> [GIVEN EXERCISE] Give the data below again, word for word.

"""

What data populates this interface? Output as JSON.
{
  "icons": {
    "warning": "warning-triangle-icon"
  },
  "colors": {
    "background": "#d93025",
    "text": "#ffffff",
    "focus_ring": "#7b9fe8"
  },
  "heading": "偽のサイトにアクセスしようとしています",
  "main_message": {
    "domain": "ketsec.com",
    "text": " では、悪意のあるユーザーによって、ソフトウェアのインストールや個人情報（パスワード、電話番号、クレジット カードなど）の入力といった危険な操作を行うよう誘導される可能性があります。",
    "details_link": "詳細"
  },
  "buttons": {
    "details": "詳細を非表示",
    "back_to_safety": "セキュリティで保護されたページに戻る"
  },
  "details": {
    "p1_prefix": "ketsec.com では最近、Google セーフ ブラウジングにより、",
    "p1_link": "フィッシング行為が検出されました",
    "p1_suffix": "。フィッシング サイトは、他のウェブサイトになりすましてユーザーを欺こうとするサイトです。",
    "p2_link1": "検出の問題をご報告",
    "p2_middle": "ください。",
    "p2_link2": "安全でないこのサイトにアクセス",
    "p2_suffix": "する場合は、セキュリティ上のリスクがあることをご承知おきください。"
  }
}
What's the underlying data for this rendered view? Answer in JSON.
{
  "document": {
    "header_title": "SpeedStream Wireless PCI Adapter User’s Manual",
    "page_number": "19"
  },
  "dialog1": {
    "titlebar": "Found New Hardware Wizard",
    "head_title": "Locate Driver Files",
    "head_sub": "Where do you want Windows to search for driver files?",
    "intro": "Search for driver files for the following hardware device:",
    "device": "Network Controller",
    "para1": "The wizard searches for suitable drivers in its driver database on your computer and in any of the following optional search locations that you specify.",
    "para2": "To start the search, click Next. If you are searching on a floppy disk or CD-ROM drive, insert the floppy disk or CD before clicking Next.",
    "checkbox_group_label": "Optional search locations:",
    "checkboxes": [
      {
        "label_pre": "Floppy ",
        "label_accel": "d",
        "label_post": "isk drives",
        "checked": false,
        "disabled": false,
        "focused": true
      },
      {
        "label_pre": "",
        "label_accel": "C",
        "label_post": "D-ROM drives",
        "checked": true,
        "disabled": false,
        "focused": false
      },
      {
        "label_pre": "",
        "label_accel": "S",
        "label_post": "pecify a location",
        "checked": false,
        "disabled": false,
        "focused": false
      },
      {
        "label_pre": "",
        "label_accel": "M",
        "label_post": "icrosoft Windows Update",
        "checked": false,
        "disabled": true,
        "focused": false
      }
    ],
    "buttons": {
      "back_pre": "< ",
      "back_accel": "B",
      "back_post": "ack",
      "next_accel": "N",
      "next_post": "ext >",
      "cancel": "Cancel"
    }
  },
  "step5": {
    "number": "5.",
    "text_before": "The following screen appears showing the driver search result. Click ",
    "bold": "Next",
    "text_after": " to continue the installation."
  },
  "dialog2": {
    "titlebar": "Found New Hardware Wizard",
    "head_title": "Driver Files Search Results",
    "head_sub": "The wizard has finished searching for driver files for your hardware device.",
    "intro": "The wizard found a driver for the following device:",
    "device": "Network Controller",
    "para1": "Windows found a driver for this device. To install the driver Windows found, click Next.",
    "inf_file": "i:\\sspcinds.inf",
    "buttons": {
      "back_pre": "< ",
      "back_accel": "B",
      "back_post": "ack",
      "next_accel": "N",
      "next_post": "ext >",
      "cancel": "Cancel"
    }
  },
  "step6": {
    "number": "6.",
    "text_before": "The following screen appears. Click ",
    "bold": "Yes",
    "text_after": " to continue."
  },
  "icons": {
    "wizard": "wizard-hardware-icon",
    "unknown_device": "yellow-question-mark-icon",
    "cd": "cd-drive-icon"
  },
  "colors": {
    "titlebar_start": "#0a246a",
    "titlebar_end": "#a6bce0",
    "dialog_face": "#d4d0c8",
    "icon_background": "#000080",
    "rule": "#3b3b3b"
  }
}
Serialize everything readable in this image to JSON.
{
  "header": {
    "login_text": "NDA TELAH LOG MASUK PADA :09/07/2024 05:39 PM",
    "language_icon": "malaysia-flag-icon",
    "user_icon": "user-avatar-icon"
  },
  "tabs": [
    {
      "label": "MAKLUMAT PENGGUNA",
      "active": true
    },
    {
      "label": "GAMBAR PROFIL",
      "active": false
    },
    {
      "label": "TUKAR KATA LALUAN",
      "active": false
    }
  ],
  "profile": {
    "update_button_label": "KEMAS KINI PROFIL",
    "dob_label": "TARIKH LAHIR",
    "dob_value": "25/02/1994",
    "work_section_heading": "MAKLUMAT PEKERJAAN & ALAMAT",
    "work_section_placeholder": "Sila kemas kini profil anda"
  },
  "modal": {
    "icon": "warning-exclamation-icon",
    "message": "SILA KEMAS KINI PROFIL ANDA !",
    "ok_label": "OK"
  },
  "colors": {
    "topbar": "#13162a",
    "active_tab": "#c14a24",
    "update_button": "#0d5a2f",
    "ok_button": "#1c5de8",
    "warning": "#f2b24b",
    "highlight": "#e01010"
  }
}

"""

> [OUTPUT OF THE TASK]
What data populates this interface? Output as JSON.
{
  "icons": {
    "warning": "warning-triangle-icon"
  },
  "colors": {
    "background": "#d93025",
    "text": "#ffffff",
    "focus_ring": "#7b9fe8"
  },
  "heading": "偽のサイトにアクセスしようとしています",
  "main_message": {
    "domain": "ketsec.com",
    "text": " では、悪意のあるユーザーによって、ソフトウェアのインストールや個人情報（パスワード、電話番号、クレジット カードなど）の入力といった危険な操作を行うよう誘導される可能性があります。",
    "details_link": "詳細"
  },
  "buttons": {
    "details": "詳細を非表示",
    "back_to_safety": "セキュリティで保護されたページに戻る"
  },
  "details": {
    "p1_prefix": "ketsec.com では最近、Google セーフ ブラウジングにより、",
    "p1_link": "フィッシング行為が検出されました",
    "p1_suffix": "。フィッシング サイトは、他のウェブサイトになりすましてユーザーを欺こうとするサイトです。",
    "p2_link1": "検出の問題をご報告",
    "p2_middle": "ください。",
    "p2_link2": "安全でないこのサイトにアクセス",
    "p2_suffix": "する場合は、セキュリティ上のリスクがあることをご承知おきください。"
  }
}
What's the underlying data for this rendered view? Answer in JSON.
{
  "document": {
    "header_title": "SpeedStream Wireless PCI Adapter User’s Manual",
    "page_number": "19"
  },
  "dialog1": {
    "titlebar": "Found New Hardware Wizard",
    "head_title": "Locate Driver Files",
    "head_sub": "Where do you want Windows to search for driver files?",
    "intro": "Search for driver files for the following hardware device:",
    "device": "Network Controller",
    "para1": "The wizard searches for suitable drivers in its driver database on your computer and in any of the following optional search locations that you specify.",
    "para2": "To start the search, click Next. If you are searching on a floppy disk or CD-ROM drive, insert the floppy disk or CD before clicking Next.",
    "checkbox_group_label": "Optional search locations:",
    "checkboxes": [
      {
        "label_pre": "Floppy ",
        "label_accel": "d",
        "label_post": "isk drives",
        "checked": false,
        "disabled": false,
        "focused": true
      },
      {
        "label_pre": "",
        "label_accel": "C",
        "label_post": "D-ROM drives",
        "checked": true,
        "disabled": false,
        "focused": false
      },
      {
        "label_pre": "",
        "label_accel": "S",
        "label_post": "pecify a location",
        "checked": false,
        "disabled": false,
        "focused": false
      },
      {
        "label_pre": "",
        "label_accel": "M",
        "label_post": "icrosoft Windows Update",
        "checked": false,
        "disabled": true,
        "focused": false
      }
    ],
    "buttons": {
      "back_pre": "< ",
      "back_accel": "B",
      "back_post": "ack",
      "next_accel": "N",
      "next_post": "ext >",
      "cancel": "Cancel"
    }
  },
  "step5": {
    "number": "5.",
    "text_before": "The following screen appears showing the driver search result. Click ",
    "bold": "Next",
    "text_after": " to continue the installation."
  },
  "dialog2": {
    "titlebar": "Found New Hardware Wizard",
    "head_title": "Driver Files Search Results",
    "head_sub": "The wizard has finished searching for driver files for your hardware device.",
    "intro": "The wizard found a driver for the following device:",
    "device": "Network Controller",
    "para1": "Windows found a driver for this device. To install the driver Windows found, click Next.",
    "inf_file": "i:\\sspcinds.inf",
    "buttons": {
      "back_pre": "< ",
      "back_accel": "B",
      "back_post": "ack",
      "next_accel": "N",
      "next_post": "ext >",
      "cancel": "Cancel"
    }
  },
  "step6": {
    "number": "6.",
    "text_before": "The following screen appears. Click ",
    "bold": "Yes",
    "text_after": " to continue."
  },
  "icons": {
    "wizard": "wizard-hardware-icon",
    "unknown_device": "yellow-question-mark-icon",
    "cd": "cd-drive-icon"
  },
  "colors": {
    "titlebar_start": "#0a246a",
    "titlebar_end": "#a6bce0",
    "dialog_face": "#d4d0c8",
    "icon_background": "#000080",
    "rule": "#3b3b3b"
  }
}
Serialize everything readable in this image to JSON.
{
  "header": {
    "login_text": "NDA TELAH LOG MASUK PADA :09/07/2024 05:39 PM",
    "language_icon": "malaysia-flag-icon",
    "user_icon": "user-avatar-icon"
  },
  "tabs": [
    {
      "label": "MAKLUMAT PENGGUNA",
      "active": true
    },
    {
      "label": "GAMBAR PROFIL",
      "active": false
    },
    {
      "label": "TUKAR KATA LALUAN",
      "active": false
    }
  ],
  "profile": {
    "update_button_label": "KEMAS KINI PROFIL",
    "dob_label": "TARIKH LAHIR",
    "dob_value": "25/02/1994",
    "work_section_heading": "MAKLUMAT PEKERJAAN & ALAMAT",
    "work_section_placeholder": "Sila kemas kini profil anda"
  },
  "modal": {
    "icon": "warning-exclamation-icon",
    "message": "SILA KEMAS KINI PROFIL ANDA !",
    "ok_label": "OK"
  },
  "colors": {
    "topbar": "#13162a",
    "active_tab": "#c14a24",
    "update_button": "#0d5a2f",
    "ok_button": "#1c5de8",
    "warning": "#f2b24b",
    "highlight": "#e01010"
  }
}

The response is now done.